→ Work to do: How many lines of these records hold the string "father"? Reply with the number alone.
────────────────
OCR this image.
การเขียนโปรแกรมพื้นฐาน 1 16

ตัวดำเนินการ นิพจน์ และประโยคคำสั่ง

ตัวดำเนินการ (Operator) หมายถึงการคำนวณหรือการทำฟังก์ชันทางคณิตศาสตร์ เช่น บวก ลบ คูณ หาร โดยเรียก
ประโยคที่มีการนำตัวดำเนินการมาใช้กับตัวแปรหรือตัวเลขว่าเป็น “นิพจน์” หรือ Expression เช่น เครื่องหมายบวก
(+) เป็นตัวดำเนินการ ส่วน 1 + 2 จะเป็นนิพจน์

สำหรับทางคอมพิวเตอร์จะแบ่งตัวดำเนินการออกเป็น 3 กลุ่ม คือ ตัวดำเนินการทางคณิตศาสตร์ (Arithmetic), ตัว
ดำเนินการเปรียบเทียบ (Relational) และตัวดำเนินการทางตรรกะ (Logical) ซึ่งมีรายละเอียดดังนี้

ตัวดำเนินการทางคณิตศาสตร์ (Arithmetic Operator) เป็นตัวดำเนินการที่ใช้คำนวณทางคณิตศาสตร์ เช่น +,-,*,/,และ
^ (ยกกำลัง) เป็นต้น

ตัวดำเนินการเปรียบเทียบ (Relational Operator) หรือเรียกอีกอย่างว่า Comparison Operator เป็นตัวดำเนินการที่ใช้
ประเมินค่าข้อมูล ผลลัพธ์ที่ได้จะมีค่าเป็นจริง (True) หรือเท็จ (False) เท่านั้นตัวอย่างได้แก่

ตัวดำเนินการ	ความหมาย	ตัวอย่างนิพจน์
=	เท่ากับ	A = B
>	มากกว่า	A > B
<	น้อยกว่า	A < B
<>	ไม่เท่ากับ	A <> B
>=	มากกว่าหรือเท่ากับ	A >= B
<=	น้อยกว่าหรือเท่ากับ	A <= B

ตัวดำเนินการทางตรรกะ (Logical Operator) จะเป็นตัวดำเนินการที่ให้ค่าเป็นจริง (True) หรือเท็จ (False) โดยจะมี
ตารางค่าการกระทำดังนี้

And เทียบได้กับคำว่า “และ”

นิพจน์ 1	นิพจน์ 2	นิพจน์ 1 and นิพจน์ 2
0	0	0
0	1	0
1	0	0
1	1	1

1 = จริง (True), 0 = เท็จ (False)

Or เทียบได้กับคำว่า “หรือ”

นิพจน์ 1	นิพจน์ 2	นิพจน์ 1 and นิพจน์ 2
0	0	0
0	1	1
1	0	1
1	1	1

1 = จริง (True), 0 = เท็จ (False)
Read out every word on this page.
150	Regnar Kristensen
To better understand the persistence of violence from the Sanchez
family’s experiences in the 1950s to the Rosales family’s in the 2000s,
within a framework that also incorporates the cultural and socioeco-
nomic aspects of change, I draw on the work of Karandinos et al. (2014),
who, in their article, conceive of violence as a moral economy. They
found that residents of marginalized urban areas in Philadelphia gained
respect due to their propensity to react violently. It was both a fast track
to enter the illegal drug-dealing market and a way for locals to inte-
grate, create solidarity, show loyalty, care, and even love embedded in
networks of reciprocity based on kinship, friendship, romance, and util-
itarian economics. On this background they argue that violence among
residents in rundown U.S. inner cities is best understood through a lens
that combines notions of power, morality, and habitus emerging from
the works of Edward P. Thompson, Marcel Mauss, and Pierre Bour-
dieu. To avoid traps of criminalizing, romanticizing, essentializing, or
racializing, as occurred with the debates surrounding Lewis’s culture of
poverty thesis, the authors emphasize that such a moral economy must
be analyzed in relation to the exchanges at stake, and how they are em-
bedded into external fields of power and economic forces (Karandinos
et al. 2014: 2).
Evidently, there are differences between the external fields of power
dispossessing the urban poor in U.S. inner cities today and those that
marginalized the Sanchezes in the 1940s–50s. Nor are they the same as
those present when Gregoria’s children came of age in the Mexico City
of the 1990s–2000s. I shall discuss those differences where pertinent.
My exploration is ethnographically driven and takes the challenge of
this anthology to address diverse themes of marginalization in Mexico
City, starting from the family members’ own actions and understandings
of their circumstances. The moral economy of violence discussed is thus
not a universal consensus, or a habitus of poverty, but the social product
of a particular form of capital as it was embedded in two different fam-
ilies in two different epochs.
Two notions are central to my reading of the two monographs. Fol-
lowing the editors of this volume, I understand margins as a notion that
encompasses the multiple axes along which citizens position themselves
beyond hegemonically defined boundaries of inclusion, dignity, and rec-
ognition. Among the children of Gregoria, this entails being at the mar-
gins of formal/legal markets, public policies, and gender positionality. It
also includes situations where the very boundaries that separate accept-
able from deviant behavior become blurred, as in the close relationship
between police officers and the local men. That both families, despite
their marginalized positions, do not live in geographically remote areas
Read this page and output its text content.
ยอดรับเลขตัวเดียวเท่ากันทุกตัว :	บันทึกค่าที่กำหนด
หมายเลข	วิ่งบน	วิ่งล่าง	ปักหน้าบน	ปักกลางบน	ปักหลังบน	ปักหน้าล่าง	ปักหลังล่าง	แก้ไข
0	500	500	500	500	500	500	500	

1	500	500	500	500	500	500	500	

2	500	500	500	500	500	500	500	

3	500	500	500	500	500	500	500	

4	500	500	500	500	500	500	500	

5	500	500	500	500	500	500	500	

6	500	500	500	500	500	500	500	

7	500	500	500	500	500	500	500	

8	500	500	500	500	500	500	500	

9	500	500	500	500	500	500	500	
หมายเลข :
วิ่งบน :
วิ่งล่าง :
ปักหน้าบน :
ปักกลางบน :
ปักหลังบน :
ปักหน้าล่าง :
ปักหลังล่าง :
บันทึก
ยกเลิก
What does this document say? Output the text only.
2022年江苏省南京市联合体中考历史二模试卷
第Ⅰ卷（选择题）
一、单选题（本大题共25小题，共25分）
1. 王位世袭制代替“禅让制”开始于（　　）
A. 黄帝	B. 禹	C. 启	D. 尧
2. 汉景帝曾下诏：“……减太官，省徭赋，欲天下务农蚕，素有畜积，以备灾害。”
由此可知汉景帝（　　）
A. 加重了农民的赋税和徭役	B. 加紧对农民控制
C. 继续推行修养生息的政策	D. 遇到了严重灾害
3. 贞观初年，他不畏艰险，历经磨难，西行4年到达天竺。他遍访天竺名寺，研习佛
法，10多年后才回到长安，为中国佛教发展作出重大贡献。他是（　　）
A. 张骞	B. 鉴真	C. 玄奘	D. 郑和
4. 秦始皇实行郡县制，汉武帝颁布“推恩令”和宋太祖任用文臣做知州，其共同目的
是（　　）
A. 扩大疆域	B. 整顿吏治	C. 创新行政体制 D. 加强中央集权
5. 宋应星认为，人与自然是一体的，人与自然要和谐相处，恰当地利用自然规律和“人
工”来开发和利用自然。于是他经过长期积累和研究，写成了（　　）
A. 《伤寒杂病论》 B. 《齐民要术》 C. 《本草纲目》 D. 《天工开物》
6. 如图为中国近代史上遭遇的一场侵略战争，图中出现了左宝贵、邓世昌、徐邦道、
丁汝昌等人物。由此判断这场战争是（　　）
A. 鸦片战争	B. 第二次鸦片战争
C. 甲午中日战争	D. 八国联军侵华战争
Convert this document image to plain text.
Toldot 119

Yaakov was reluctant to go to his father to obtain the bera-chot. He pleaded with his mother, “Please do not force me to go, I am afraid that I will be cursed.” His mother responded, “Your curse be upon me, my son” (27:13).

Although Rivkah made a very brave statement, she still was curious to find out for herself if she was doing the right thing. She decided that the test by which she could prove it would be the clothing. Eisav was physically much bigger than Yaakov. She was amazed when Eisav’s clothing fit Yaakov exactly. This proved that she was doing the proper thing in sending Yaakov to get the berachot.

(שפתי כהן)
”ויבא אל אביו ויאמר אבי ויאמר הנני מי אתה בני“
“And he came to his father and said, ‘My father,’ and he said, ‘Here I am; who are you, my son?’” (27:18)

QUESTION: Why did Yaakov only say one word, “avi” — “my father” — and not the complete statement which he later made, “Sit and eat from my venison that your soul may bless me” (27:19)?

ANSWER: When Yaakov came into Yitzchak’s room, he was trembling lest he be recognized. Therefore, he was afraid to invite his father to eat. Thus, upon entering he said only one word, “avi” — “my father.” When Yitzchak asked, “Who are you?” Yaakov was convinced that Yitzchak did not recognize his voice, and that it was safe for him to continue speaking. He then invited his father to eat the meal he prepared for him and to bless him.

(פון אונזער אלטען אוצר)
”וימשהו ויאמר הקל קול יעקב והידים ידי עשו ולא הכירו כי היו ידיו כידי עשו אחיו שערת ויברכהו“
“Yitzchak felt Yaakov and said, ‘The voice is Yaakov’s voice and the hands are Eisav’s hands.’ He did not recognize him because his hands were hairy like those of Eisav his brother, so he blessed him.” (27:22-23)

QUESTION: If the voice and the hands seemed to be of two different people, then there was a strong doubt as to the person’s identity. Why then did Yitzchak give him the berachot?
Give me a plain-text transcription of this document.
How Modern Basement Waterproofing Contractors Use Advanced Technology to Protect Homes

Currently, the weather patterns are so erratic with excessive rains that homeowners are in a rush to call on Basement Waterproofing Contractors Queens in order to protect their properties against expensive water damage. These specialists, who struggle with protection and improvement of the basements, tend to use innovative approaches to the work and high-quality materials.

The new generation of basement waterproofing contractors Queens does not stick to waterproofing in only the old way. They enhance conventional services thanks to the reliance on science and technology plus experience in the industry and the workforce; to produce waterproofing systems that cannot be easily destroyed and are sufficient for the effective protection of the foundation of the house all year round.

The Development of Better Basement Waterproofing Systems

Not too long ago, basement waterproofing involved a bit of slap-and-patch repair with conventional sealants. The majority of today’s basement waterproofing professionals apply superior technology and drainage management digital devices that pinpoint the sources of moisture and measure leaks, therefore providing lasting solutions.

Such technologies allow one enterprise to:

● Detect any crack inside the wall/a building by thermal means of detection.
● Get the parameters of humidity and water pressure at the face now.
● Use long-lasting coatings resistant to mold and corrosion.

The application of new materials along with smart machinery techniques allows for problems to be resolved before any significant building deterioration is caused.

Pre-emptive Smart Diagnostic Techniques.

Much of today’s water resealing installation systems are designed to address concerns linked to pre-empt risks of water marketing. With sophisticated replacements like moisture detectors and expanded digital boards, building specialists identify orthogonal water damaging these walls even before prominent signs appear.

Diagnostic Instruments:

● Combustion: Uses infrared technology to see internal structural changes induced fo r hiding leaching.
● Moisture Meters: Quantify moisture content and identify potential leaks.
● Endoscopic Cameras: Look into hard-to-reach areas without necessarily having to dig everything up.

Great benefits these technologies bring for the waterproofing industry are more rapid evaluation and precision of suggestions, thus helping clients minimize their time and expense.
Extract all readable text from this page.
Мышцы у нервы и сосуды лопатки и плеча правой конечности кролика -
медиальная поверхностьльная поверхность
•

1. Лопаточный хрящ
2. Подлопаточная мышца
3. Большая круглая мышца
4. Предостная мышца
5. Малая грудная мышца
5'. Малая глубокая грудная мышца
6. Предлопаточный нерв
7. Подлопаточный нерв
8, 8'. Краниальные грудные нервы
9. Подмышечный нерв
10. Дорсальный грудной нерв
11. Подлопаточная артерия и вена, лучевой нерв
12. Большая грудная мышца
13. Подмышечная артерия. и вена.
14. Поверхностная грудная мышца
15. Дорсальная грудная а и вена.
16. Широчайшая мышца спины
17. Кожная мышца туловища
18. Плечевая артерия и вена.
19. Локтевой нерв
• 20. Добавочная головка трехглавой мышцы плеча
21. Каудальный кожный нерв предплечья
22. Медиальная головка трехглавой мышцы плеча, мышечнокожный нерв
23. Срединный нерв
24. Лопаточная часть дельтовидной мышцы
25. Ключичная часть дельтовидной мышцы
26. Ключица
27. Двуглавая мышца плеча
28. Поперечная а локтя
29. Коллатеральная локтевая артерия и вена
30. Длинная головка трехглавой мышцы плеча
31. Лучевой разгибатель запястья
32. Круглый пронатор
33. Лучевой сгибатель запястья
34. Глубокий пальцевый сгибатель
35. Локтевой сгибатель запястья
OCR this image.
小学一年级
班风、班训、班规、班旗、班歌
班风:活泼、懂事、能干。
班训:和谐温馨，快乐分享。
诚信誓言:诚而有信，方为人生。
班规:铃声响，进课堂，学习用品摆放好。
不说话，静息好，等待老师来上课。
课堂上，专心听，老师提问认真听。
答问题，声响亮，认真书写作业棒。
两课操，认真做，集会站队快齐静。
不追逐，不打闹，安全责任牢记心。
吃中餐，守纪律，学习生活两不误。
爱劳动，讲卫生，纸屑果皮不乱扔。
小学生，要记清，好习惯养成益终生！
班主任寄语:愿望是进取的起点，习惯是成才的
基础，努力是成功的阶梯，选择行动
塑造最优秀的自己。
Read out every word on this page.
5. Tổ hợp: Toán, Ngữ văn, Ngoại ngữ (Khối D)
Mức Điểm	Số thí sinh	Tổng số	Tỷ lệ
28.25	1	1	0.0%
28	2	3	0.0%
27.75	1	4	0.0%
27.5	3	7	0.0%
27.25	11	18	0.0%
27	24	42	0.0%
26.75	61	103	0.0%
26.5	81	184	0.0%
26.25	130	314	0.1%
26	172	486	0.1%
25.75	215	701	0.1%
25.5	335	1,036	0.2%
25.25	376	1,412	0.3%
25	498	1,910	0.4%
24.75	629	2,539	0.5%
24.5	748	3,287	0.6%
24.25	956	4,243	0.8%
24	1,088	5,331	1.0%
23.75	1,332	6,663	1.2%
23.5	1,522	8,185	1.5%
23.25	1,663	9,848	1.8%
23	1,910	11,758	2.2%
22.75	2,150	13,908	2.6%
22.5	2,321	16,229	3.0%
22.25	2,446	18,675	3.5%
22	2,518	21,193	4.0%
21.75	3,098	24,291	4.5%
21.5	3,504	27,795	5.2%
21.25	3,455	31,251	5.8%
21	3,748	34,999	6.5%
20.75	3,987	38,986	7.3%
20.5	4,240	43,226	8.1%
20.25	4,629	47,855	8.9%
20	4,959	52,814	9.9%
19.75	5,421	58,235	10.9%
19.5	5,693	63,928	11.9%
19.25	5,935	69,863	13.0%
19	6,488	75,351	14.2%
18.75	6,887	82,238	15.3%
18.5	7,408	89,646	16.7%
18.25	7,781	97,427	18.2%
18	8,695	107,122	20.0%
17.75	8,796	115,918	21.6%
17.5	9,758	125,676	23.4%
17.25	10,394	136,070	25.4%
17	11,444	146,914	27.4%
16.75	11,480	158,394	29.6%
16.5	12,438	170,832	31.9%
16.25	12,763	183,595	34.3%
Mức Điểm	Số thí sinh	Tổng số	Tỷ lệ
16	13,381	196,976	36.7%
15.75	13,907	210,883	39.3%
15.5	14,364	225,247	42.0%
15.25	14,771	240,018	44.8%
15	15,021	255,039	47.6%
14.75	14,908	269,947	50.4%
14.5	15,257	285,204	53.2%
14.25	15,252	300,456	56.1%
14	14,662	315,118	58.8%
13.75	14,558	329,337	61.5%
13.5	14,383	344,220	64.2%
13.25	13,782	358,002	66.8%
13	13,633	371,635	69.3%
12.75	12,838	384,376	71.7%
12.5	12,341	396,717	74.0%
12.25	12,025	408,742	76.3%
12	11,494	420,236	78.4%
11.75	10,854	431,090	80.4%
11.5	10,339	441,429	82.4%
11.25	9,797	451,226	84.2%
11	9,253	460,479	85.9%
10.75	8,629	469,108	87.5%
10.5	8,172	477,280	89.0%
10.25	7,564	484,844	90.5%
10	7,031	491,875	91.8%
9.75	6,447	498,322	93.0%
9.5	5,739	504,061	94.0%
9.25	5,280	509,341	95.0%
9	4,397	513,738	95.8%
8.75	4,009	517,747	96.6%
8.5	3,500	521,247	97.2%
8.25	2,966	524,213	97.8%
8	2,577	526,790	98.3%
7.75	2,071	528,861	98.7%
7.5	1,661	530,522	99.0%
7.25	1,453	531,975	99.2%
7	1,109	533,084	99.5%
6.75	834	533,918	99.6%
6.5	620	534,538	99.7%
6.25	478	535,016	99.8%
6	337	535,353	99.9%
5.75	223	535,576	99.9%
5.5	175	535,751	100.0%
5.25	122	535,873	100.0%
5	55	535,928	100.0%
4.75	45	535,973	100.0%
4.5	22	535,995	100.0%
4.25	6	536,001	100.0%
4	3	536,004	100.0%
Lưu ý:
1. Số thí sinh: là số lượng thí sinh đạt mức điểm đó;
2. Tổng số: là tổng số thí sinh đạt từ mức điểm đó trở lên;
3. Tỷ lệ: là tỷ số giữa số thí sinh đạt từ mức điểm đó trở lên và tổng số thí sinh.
────────────────
→ Expected answer: 4